Can you convert the records starting at the line containing "List all visible" and ending at the line containing "Text: [UO₂Cl₄]²⁻: [UO₂Cl₄]²⁻", both included, into a numbered list with blank lines dropped and the pictures left out?

◆ ◆ ◆ ◆ ◆ ◆ ◆

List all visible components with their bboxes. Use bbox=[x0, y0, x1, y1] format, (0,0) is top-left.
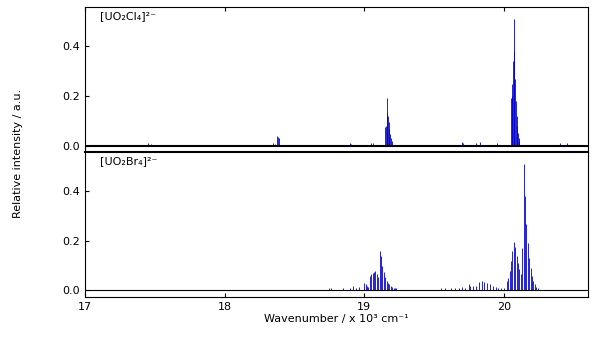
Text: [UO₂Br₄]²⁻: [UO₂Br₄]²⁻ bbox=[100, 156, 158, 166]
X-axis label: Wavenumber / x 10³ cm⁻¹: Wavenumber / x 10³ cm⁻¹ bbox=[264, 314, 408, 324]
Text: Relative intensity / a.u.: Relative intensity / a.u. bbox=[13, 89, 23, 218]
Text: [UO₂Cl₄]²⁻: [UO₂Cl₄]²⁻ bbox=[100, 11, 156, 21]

◆ ◆ ◆ ◆ ◆ ◆ ◆

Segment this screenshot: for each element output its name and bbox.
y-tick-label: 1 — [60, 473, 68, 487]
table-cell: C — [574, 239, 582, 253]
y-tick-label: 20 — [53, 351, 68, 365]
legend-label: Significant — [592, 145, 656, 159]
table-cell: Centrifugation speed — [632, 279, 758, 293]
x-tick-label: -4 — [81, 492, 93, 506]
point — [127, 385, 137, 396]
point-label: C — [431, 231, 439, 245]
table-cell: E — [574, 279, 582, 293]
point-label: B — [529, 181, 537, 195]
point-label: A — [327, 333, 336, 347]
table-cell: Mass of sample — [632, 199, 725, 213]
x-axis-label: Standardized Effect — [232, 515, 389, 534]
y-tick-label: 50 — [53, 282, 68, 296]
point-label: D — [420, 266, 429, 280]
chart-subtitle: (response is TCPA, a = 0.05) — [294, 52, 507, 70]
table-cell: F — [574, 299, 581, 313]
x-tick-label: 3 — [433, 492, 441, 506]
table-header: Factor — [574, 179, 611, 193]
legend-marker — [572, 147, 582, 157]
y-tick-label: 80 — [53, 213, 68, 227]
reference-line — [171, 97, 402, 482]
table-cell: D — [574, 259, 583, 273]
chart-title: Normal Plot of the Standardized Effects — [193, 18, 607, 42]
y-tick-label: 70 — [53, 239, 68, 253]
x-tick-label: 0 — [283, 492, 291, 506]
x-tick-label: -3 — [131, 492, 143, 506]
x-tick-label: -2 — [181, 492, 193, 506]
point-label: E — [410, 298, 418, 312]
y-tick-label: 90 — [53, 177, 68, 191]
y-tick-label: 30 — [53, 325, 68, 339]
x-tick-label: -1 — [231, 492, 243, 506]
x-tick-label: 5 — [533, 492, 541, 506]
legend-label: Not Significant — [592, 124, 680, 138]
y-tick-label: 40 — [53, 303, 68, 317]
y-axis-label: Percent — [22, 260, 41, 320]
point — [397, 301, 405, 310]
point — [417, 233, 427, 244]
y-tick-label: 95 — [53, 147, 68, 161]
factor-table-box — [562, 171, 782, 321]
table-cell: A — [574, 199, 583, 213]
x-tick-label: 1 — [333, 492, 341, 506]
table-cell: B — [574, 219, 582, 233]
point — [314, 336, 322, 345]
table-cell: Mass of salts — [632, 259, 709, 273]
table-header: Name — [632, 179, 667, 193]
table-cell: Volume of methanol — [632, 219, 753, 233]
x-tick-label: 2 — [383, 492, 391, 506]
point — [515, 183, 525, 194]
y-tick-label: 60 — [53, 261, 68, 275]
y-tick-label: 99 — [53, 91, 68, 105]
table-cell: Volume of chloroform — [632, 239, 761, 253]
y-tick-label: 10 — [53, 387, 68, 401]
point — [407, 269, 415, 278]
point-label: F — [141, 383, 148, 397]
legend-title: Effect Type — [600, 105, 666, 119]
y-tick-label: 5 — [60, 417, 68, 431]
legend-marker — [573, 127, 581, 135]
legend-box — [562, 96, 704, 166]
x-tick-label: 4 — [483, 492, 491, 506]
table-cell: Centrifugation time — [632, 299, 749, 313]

◆ ◆ ◆ ◆ ◆ ◆ ◆

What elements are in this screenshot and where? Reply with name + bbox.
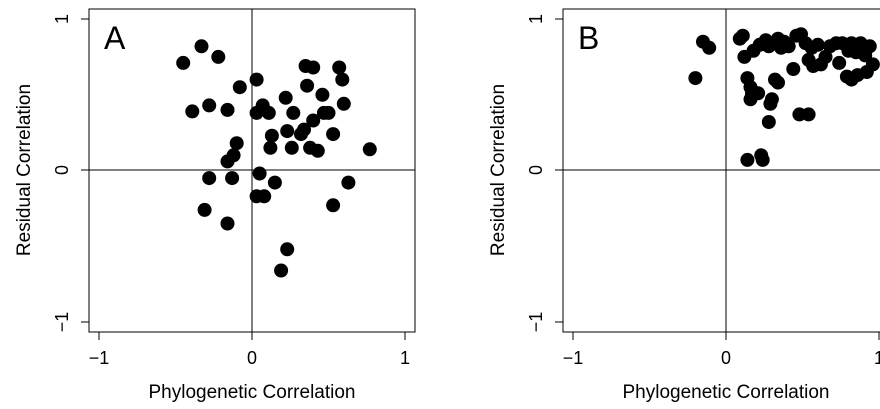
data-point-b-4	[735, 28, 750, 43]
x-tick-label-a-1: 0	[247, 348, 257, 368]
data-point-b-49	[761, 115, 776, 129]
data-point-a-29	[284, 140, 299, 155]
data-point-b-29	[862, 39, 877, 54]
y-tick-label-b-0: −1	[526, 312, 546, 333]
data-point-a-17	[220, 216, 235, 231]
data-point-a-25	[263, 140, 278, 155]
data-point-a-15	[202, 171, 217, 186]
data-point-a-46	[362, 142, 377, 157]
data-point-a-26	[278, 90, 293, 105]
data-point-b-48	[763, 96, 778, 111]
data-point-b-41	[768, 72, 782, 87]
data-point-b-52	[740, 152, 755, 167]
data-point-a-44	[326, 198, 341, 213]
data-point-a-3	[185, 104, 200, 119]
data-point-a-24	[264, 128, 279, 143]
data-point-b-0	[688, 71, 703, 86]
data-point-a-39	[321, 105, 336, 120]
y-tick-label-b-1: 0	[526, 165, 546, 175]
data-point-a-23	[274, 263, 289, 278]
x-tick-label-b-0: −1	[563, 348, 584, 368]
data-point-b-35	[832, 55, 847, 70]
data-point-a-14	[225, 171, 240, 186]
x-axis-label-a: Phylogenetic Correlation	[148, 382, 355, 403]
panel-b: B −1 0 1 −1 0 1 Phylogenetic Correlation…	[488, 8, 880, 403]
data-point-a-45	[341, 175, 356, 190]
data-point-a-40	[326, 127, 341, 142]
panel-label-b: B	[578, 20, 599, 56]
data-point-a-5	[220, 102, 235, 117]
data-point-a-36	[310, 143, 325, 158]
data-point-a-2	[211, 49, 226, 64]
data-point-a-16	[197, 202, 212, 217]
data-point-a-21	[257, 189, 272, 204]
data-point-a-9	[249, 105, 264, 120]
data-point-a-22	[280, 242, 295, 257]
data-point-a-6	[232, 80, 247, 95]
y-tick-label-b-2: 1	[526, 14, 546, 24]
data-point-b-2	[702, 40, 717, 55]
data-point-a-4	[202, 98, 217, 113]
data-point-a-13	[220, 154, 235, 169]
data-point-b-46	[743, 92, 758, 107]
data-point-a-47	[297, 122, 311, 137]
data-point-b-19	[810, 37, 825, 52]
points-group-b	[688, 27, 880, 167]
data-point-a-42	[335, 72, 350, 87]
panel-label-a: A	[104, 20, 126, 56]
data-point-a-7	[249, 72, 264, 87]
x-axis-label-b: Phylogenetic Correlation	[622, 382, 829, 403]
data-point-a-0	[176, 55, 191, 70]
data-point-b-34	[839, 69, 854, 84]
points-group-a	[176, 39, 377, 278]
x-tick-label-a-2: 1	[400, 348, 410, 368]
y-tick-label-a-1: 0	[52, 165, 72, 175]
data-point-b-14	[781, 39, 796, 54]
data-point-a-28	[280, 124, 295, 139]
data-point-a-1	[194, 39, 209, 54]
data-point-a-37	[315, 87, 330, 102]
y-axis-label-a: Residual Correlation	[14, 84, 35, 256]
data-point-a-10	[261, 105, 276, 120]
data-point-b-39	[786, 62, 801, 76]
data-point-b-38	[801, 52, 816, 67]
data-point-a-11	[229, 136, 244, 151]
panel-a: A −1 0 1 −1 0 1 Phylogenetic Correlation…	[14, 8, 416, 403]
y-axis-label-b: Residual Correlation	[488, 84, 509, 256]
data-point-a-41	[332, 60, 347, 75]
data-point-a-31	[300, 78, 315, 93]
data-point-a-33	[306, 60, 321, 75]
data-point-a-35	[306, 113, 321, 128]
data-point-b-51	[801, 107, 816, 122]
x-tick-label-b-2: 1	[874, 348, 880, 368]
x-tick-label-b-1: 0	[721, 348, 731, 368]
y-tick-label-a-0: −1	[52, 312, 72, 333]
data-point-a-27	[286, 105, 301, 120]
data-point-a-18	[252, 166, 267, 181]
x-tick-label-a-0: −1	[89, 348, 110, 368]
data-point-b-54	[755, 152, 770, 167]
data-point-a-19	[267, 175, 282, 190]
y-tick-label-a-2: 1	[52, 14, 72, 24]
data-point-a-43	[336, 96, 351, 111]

◆ ◆ ◆ ◆ ◆ ◆ ◆

### WRITTEN SOLUTION
1. List all visible components with their bboxes. Use bbox=[x0, y0, x1, y1] format, (0,0) is top-left.
2. Text: [UO₂Br₄]²⁻: [UO₂Br₄]²⁻ bbox=[100, 156, 158, 166]
3. X-axis label: Wavenumber / x 10³ cm⁻¹: Wavenumber / x 10³ cm⁻¹ bbox=[264, 314, 408, 324]
4. Text: Relative intensity / a.u.: Relative intensity / a.u. bbox=[13, 89, 23, 218]
5. Text: [UO₂Cl₄]²⁻: [UO₂Cl₄]²⁻ bbox=[100, 11, 156, 21]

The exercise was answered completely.